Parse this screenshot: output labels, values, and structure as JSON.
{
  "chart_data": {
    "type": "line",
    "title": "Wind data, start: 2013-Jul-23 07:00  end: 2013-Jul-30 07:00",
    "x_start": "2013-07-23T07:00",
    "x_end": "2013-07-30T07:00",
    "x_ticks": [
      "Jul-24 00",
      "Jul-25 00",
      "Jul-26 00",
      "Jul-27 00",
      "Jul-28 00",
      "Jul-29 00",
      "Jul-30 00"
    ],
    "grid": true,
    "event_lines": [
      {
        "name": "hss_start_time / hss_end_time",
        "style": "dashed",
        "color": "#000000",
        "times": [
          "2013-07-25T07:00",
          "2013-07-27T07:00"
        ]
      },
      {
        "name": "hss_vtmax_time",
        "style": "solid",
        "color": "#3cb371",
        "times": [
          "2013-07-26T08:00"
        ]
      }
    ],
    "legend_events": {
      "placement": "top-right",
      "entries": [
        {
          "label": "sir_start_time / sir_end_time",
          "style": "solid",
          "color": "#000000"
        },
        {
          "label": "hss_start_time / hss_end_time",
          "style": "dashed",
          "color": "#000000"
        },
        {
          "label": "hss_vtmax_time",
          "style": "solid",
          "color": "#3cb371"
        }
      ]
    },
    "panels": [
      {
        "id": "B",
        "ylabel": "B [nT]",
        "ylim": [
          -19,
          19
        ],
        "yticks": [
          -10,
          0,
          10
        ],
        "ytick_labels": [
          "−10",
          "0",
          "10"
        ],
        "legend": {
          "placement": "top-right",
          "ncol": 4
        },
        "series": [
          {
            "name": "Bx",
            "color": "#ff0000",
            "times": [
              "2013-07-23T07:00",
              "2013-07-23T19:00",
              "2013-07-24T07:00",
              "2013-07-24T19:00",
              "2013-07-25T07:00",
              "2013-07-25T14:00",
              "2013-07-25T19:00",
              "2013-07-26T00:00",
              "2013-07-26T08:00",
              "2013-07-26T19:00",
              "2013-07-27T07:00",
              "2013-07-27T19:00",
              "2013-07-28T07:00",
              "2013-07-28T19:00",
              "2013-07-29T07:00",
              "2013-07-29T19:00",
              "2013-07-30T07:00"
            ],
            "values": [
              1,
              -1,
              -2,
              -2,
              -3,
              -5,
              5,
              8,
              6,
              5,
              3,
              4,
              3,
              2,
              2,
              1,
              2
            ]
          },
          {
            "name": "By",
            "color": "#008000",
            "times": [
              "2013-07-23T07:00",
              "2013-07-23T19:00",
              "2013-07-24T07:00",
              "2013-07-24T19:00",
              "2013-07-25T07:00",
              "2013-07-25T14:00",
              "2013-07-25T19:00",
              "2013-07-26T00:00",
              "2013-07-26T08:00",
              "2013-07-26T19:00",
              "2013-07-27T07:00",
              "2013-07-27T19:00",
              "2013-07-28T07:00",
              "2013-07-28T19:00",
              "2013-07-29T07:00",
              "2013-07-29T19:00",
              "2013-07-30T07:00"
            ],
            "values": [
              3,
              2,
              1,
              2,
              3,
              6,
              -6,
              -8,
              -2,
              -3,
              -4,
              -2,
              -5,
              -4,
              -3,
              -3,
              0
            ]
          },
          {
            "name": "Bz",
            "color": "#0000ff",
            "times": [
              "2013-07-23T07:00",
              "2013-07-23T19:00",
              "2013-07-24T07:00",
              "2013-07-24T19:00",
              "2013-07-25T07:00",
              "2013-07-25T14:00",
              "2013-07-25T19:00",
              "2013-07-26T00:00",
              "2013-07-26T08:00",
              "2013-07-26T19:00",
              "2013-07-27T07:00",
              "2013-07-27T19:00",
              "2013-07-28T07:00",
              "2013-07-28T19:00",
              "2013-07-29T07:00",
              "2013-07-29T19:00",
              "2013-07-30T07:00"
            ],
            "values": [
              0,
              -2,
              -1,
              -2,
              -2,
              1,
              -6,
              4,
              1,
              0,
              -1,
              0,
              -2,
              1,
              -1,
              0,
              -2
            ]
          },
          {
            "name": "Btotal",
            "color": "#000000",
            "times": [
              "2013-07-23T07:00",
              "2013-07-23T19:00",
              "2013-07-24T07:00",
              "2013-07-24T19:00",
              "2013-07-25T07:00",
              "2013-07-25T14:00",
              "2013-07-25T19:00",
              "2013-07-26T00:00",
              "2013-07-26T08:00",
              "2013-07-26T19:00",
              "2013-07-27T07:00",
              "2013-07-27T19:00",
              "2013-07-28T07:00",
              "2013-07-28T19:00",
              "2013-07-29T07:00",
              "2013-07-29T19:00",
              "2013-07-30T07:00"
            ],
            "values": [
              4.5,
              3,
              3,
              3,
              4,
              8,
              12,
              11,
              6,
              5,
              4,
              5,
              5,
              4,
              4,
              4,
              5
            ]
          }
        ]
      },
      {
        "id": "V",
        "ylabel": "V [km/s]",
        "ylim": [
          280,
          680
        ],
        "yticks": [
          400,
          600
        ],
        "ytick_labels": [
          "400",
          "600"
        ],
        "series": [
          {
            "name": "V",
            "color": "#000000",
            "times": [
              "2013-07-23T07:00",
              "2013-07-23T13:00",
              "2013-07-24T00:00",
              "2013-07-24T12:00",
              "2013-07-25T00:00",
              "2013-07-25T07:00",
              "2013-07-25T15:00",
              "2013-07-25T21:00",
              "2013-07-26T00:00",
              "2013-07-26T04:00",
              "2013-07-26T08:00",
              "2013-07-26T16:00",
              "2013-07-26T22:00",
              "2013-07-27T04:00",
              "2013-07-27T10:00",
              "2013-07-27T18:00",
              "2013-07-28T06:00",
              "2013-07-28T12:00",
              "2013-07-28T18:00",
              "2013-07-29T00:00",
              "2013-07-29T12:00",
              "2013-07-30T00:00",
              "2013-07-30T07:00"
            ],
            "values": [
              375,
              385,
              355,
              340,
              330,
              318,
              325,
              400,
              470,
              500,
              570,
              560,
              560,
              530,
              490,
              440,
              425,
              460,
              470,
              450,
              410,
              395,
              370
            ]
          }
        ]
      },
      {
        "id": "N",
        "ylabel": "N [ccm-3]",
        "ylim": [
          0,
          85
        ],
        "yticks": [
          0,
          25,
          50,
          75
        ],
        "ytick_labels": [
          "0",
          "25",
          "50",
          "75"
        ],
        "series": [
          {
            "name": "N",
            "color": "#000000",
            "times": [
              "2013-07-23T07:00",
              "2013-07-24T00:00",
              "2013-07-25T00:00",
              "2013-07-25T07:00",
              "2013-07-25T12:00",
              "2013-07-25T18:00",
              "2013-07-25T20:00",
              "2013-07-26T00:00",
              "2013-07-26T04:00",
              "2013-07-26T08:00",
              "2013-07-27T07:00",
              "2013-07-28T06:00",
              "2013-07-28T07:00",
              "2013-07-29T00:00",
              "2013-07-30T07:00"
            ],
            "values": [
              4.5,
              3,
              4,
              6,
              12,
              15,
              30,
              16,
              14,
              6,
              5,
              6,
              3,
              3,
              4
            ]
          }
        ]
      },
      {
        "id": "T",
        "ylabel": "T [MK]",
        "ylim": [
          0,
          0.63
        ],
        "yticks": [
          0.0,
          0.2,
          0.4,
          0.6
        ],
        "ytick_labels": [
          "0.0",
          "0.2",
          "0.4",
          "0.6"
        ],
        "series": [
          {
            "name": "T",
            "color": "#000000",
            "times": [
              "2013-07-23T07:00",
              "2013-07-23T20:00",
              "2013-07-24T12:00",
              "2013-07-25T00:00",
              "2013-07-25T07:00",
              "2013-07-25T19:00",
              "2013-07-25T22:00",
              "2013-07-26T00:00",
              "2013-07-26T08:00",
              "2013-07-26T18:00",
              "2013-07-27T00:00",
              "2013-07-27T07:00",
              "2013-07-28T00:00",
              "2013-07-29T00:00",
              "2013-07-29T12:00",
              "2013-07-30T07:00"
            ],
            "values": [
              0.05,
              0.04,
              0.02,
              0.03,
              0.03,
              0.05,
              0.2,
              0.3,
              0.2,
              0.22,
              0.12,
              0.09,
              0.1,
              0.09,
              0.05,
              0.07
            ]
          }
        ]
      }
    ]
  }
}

- **WHAT THE TASK REQUIRES**:
A number is the only answer here: how many lines of the material above contain "ylabel"?

- **REPLY TO THE EXERCISE**:
4